→ PROMPT: Can you find the lines of the listing that include "Health" and copy every one?

→ INFORMATION PROVIDED:
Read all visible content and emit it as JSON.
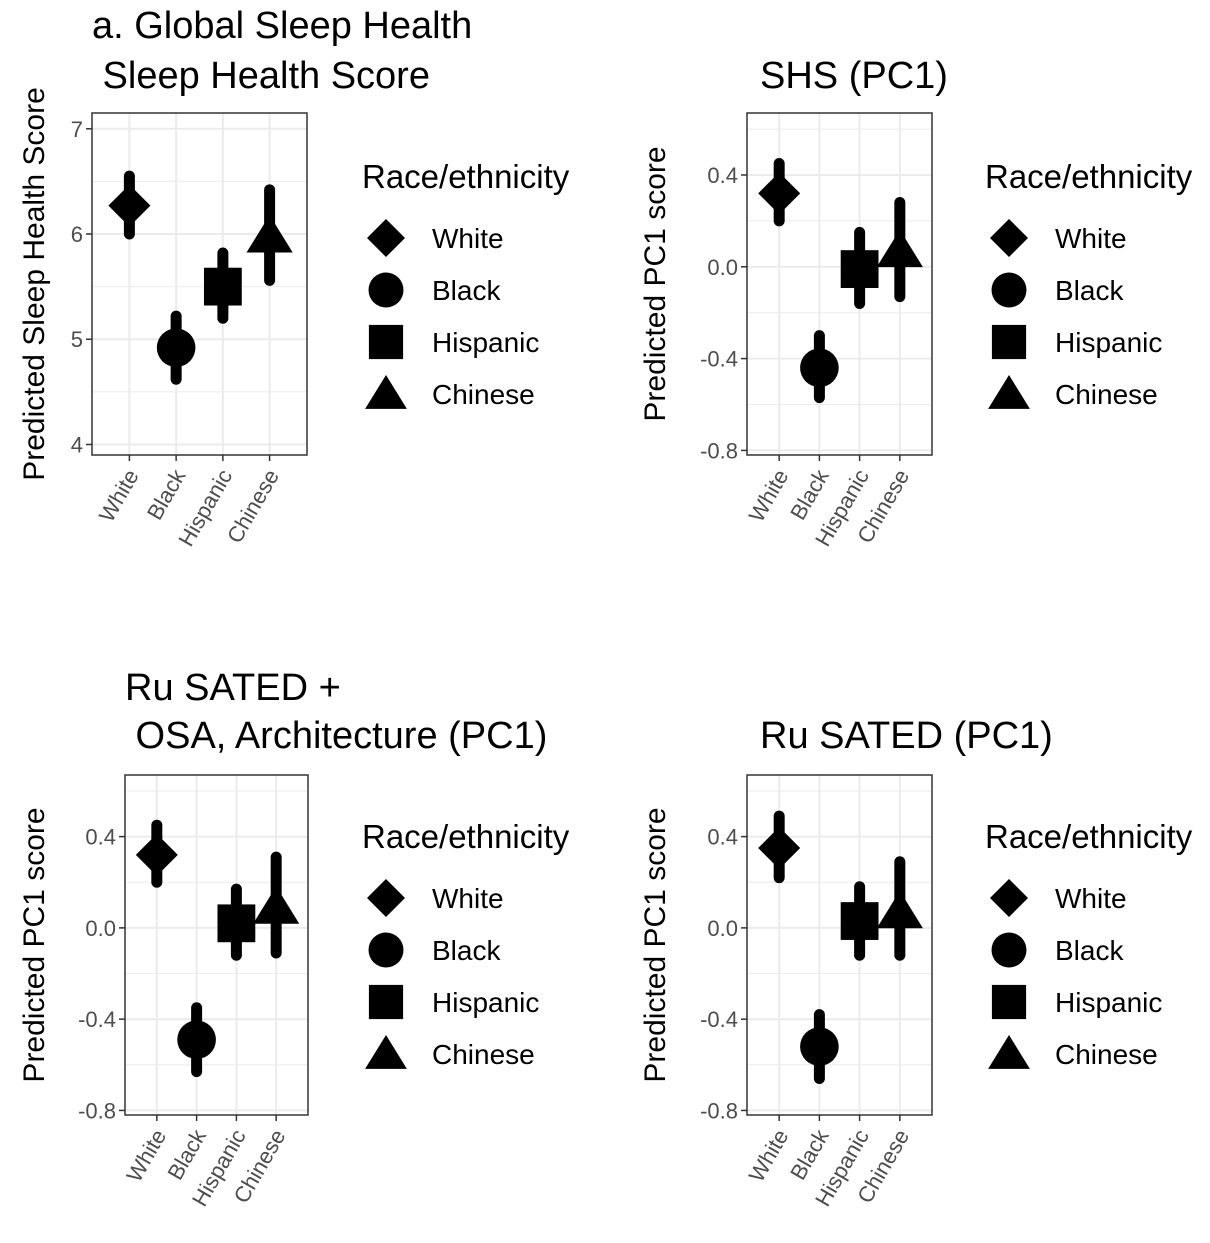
{
  "chart_data": [
    {
      "type": "scatter",
      "title_lines": [
        "a. Global Sleep Health",
        " Sleep Health Score"
      ],
      "ylabel": "Predicted Sleep Health Score",
      "categories": [
        "White",
        "Black",
        "Hispanic",
        "Chinese"
      ],
      "ylim": [
        3.9,
        7.15
      ],
      "yticks": [
        4,
        5,
        6,
        7
      ],
      "ytick_labels": [
        "4",
        "5",
        "6",
        "7"
      ],
      "estimate": [
        6.27,
        4.92,
        5.5,
        5.98
      ],
      "lower": [
        6.0,
        4.62,
        5.2,
        5.56
      ],
      "upper": [
        6.55,
        5.22,
        5.82,
        6.42
      ],
      "grid": true,
      "legend": {
        "title": "Race/ethnicity",
        "position": "right",
        "items": [
          "White",
          "Black",
          "Hispanic",
          "Chinese"
        ]
      }
    },
    {
      "type": "scatter",
      "title_lines": [
        "SHS (PC1)"
      ],
      "ylabel": "Predicted PC1 score",
      "categories": [
        "White",
        "Black",
        "Hispanic",
        "Chinese"
      ],
      "ylim": [
        -0.82,
        0.67
      ],
      "yticks": [
        -0.8,
        -0.4,
        0.0,
        0.4
      ],
      "ytick_labels": [
        "-0.8",
        "-0.4",
        "0.0",
        "0.4"
      ],
      "estimate": [
        0.32,
        -0.44,
        -0.01,
        0.07
      ],
      "lower": [
        0.2,
        -0.57,
        -0.16,
        -0.13
      ],
      "upper": [
        0.45,
        -0.3,
        0.15,
        0.28
      ],
      "grid": true,
      "legend": {
        "title": "Race/ethnicity",
        "position": "right",
        "items": [
          "White",
          "Black",
          "Hispanic",
          "Chinese"
        ]
      }
    },
    {
      "type": "scatter",
      "title_lines": [
        "Ru SATED +",
        " OSA, Architecture (PC1)"
      ],
      "ylabel": "Predicted PC1 score",
      "categories": [
        "White",
        "Black",
        "Hispanic",
        "Chinese"
      ],
      "ylim": [
        -0.82,
        0.67
      ],
      "yticks": [
        -0.8,
        -0.4,
        0.0,
        0.4
      ],
      "ytick_labels": [
        "-0.8",
        "-0.4",
        "0.0",
        "0.4"
      ],
      "estimate": [
        0.32,
        -0.49,
        0.02,
        0.09
      ],
      "lower": [
        0.2,
        -0.63,
        -0.12,
        -0.11
      ],
      "upper": [
        0.45,
        -0.35,
        0.17,
        0.31
      ],
      "grid": true,
      "legend": {
        "title": "Race/ethnicity",
        "position": "right",
        "items": [
          "White",
          "Black",
          "Hispanic",
          "Chinese"
        ]
      }
    },
    {
      "type": "scatter",
      "title_lines": [
        "Ru SATED (PC1)"
      ],
      "ylabel": "Predicted PC1 score",
      "categories": [
        "White",
        "Black",
        "Hispanic",
        "Chinese"
      ],
      "ylim": [
        -0.82,
        0.67
      ],
      "yticks": [
        -0.8,
        -0.4,
        0.0,
        0.4
      ],
      "ytick_labels": [
        "-0.8",
        "-0.4",
        "0.0",
        "0.4"
      ],
      "estimate": [
        0.35,
        -0.52,
        0.03,
        0.07
      ],
      "lower": [
        0.22,
        -0.66,
        -0.12,
        -0.12
      ],
      "upper": [
        0.49,
        -0.38,
        0.18,
        0.29
      ],
      "grid": true,
      "legend": {
        "title": "Race/ethnicity",
        "position": "right",
        "items": [
          "White",
          "Black",
          "Hispanic",
          "Chinese"
        ]
      }
    }
  ],
  "colors": {
    "marker": "#000000",
    "grid": "#ebebeb",
    "tick_text": "#4d4d4d",
    "panel_border": "#333333"
  },
  "shapes": [
    "diamond",
    "circle",
    "square",
    "triangle"
  ]
}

→ SOLUTION TO THIS EXERCISE:
        "a. Global Sleep Health",
        " Sleep Health Score"
      "ylabel": "Predicted Sleep Health Score",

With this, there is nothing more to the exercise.